In the material below, the lines containing the word "port" are required; copy each of them.
══════
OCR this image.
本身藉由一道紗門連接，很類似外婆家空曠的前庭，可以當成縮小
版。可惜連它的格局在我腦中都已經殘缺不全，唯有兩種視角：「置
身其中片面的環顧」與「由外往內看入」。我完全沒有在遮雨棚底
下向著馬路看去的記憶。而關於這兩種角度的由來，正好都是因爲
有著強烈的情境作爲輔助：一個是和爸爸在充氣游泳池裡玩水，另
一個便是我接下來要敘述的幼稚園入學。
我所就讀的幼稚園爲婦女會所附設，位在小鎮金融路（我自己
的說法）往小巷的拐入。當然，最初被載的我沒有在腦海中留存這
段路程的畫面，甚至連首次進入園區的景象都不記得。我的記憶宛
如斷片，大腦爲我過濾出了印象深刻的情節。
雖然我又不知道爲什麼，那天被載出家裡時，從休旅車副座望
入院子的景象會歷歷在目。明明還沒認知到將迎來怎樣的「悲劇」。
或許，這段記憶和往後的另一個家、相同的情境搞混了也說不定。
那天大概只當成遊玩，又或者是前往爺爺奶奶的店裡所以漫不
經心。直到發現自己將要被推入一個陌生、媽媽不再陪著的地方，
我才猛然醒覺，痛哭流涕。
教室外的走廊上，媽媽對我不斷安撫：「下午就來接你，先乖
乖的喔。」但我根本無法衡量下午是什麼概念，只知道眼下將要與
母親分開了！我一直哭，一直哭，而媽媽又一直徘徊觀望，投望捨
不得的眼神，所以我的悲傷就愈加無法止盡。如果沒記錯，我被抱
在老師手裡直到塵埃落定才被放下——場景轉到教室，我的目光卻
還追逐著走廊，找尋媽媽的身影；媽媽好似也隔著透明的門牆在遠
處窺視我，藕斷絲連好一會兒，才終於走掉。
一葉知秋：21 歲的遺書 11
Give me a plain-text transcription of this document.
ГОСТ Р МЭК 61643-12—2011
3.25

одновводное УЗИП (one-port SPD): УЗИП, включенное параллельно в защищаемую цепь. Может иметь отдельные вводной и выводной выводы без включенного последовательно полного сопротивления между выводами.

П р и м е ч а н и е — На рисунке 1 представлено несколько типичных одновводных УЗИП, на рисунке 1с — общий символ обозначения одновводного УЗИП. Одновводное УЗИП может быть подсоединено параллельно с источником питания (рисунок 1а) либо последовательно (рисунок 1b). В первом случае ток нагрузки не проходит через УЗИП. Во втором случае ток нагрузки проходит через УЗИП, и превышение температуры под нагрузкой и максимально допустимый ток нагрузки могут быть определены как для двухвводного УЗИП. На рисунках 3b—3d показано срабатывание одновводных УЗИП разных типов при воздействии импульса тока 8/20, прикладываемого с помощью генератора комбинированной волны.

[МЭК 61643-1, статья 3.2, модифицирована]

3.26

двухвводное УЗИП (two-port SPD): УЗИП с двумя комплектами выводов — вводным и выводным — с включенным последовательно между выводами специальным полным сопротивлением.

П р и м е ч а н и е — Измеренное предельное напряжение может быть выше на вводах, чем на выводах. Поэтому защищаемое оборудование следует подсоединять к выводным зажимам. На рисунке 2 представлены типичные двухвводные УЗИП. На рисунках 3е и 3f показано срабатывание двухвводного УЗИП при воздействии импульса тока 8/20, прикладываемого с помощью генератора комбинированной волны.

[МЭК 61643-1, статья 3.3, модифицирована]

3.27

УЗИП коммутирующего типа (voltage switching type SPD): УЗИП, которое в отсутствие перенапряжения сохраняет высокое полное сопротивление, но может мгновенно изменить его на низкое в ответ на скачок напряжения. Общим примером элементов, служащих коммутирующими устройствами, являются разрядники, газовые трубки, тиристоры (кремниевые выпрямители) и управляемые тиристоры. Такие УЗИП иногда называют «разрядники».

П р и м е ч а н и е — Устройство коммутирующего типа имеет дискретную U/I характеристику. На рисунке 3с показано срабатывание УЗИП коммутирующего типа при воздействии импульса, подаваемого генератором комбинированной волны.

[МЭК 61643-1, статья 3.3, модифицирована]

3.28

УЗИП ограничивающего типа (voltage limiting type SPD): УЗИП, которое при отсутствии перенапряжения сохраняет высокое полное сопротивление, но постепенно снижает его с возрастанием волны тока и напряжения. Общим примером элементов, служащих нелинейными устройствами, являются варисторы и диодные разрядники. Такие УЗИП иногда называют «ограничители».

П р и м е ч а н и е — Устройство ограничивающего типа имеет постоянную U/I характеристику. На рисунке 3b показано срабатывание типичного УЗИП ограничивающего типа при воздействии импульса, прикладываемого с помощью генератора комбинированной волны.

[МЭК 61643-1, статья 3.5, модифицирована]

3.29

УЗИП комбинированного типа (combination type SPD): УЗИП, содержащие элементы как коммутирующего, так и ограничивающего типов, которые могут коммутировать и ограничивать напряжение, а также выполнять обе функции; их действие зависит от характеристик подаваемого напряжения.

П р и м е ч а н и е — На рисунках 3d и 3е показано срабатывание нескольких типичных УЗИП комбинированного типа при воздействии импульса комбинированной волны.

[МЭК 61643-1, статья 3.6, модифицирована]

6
══════
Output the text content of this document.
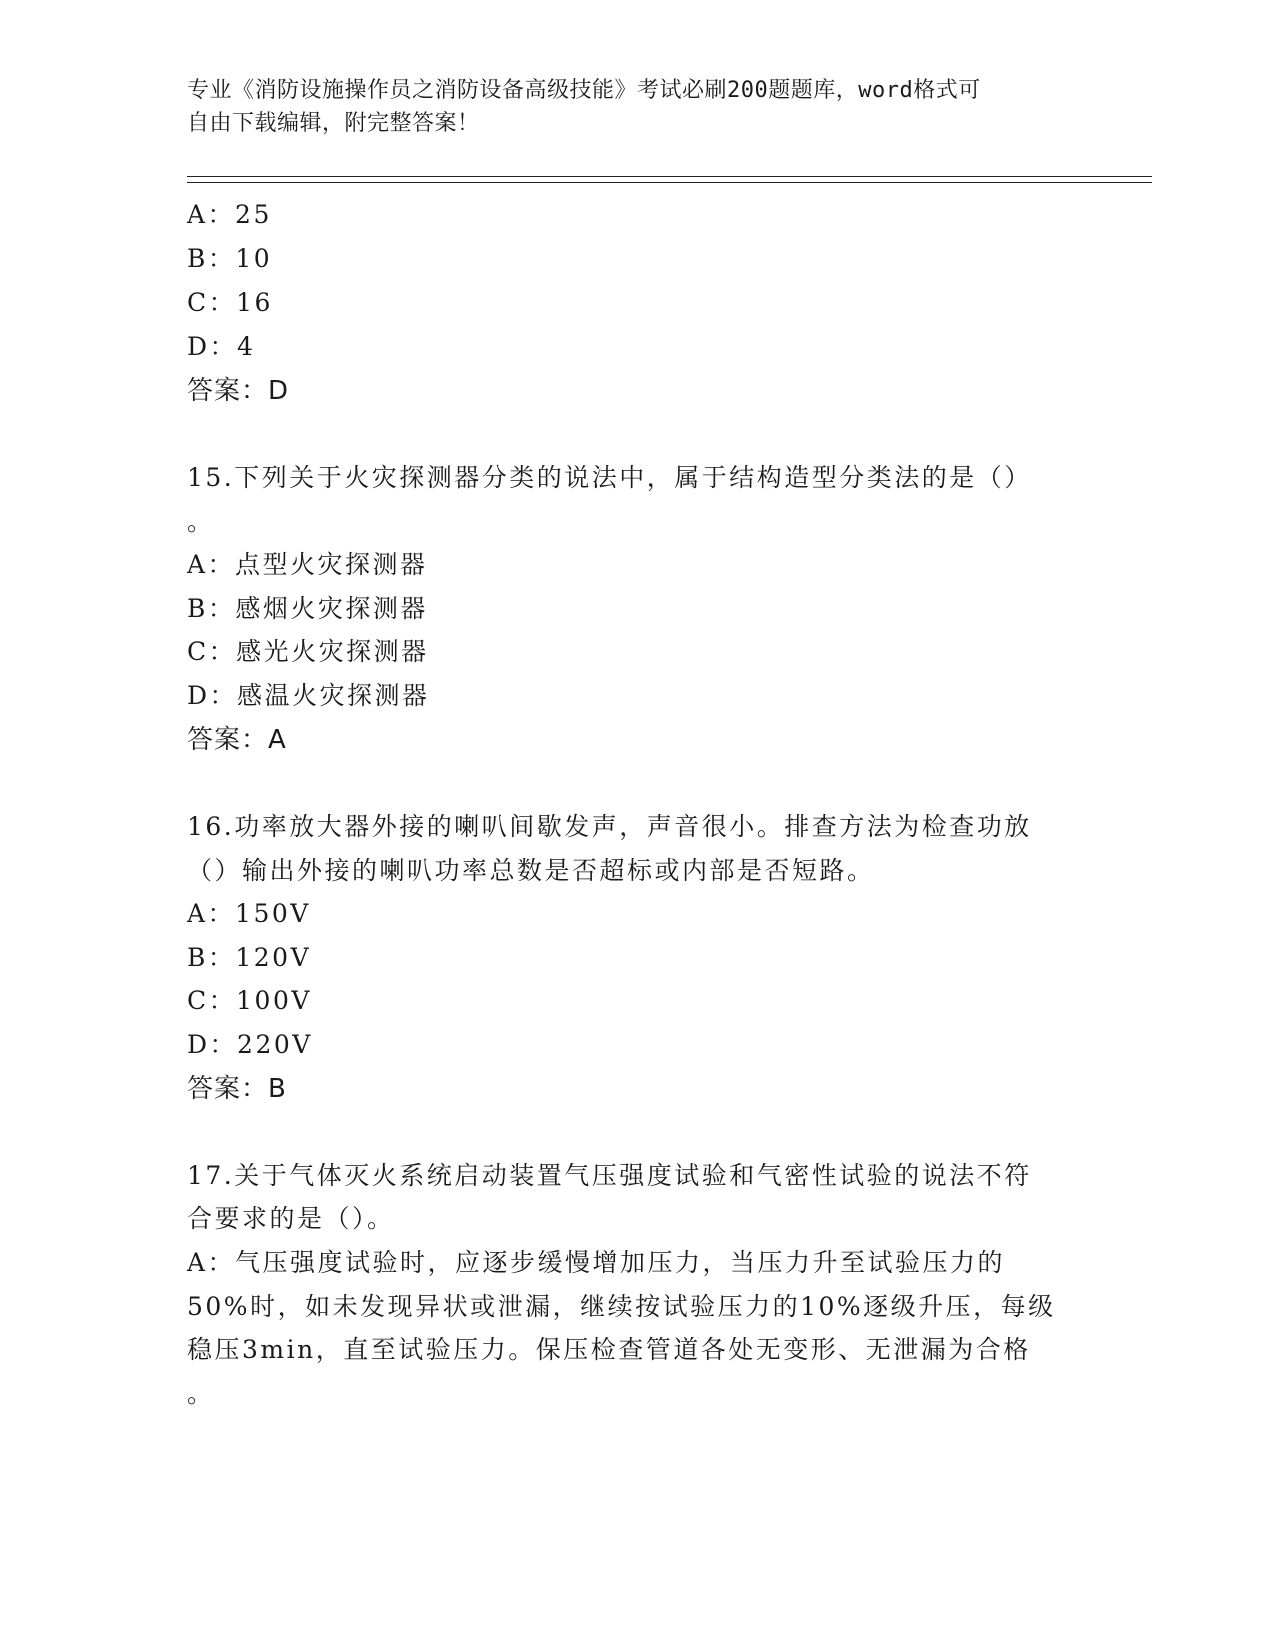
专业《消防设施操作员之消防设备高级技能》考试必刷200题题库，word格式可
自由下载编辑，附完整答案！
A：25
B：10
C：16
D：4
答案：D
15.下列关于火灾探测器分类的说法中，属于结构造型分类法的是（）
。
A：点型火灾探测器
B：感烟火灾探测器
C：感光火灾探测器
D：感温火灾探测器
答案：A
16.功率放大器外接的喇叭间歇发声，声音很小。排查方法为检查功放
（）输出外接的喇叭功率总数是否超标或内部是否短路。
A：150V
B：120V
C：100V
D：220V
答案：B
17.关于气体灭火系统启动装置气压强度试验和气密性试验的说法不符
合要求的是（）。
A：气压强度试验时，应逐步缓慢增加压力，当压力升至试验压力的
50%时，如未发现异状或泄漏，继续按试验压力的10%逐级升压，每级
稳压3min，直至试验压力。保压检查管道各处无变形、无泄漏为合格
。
══════
- _Solution_
одновводное УЗИП (one-port SPD): УЗИП, включенное параллельно в защищаемую цепь. Может иметь отдельные вводной и выводной выводы без включенного последовательно полного сопротивления между выводами.
двухвводное УЗИП (two-port SPD): УЗИП с двумя комплектами выводов — вводным и выводным — с включенным последовательно между выводами специальным полным сопротивлением.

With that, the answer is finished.